> **Set problem**
Return all of the entries exactly, with nothing added or left out.

'''

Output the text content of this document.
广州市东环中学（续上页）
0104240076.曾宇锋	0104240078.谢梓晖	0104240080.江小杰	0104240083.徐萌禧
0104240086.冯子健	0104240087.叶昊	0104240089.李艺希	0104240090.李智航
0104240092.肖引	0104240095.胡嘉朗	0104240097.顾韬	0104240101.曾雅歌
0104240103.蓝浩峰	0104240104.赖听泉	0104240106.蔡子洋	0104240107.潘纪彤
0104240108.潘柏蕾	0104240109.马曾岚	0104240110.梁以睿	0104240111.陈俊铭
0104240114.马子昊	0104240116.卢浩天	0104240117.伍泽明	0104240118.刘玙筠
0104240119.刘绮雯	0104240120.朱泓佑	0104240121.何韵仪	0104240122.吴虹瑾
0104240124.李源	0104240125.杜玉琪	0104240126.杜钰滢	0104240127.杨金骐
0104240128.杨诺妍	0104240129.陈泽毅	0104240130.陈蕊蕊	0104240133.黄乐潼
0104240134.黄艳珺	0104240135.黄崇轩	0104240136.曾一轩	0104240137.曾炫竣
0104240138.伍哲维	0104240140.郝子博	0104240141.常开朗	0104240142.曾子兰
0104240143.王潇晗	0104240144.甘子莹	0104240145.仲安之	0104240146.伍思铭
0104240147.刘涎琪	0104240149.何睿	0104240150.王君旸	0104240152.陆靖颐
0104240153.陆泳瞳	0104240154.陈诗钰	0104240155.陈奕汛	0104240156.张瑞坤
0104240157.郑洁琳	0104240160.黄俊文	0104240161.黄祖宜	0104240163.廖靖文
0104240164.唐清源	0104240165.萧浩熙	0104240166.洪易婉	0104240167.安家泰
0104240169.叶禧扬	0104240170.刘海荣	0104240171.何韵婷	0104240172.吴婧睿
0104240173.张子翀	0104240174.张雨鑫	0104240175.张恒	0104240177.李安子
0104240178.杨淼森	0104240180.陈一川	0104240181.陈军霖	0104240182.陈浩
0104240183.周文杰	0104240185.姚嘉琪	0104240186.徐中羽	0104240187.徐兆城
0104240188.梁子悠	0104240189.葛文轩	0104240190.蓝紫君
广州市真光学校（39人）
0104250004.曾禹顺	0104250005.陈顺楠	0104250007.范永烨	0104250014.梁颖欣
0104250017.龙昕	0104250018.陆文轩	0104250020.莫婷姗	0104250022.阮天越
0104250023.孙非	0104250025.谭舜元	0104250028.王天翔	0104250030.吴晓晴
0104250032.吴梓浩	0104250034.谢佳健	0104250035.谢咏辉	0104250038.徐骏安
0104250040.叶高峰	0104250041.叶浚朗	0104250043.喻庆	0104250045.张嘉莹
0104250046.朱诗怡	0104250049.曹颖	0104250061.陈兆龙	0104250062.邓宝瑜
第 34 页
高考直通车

'''

> **Solution for this task**
Output the text content of this document.
广州市东环中学（续上页）
0104240076.曾宇锋	0104240078.谢梓晖	0104240080.江小杰	0104240083.徐萌禧
0104240086.冯子健	0104240087.叶昊	0104240089.李艺希	0104240090.李智航
0104240092.肖引	0104240095.胡嘉朗	0104240097.顾韬	0104240101.曾雅歌
0104240103.蓝浩峰	0104240104.赖听泉	0104240106.蔡子洋	0104240107.潘纪彤
0104240108.潘柏蕾	0104240109.马曾岚	0104240110.梁以睿	0104240111.陈俊铭
0104240114.马子昊	0104240116.卢浩天	0104240117.伍泽明	0104240118.刘玙筠
0104240119.刘绮雯	0104240120.朱泓佑	0104240121.何韵仪	0104240122.吴虹瑾
0104240124.李源	0104240125.杜玉琪	0104240126.杜钰滢	0104240127.杨金骐
0104240128.杨诺妍	0104240129.陈泽毅	0104240130.陈蕊蕊	0104240133.黄乐潼
0104240134.黄艳珺	0104240135.黄崇轩	0104240136.曾一轩	0104240137.曾炫竣
0104240138.伍哲维	0104240140.郝子博	0104240141.常开朗	0104240142.曾子兰
0104240143.王潇晗	0104240144.甘子莹	0104240145.仲安之	0104240146.伍思铭
0104240147.刘涎琪	0104240149.何睿	0104240150.王君旸	0104240152.陆靖颐
0104240153.陆泳瞳	0104240154.陈诗钰	0104240155.陈奕汛	0104240156.张瑞坤
0104240157.郑洁琳	0104240160.黄俊文	0104240161.黄祖宜	0104240163.廖靖文
0104240164.唐清源	0104240165.萧浩熙	0104240166.洪易婉	0104240167.安家泰
0104240169.叶禧扬	0104240170.刘海荣	0104240171.何韵婷	0104240172.吴婧睿
0104240173.张子翀	0104240174.张雨鑫	0104240175.张恒	0104240177.李安子
0104240178.杨淼森	0104240180.陈一川	0104240181.陈军霖	0104240182.陈浩
0104240183.周文杰	0104240185.姚嘉琪	0104240186.徐中羽	0104240187.徐兆城
0104240188.梁子悠	0104240189.葛文轩	0104240190.蓝紫君
广州市真光学校（39人）
0104250004.曾禹顺	0104250005.陈顺楠	0104250007.范永烨	0104250014.梁颖欣
0104250017.龙昕	0104250018.陆文轩	0104250020.莫婷姗	0104250022.阮天越
0104250023.孙非	0104250025.谭舜元	0104250028.王天翔	0104250030.吴晓晴
0104250032.吴梓浩	0104250034.谢佳健	0104250035.谢咏辉	0104250038.徐骏安
0104250040.叶高峰	0104250041.叶浚朗	0104250043.喻庆	0104250045.张嘉莹
0104250046.朱诗怡	0104250049.曹颖	0104250061.陈兆龙	0104250062.邓宝瑜
第 34 页
高考直通车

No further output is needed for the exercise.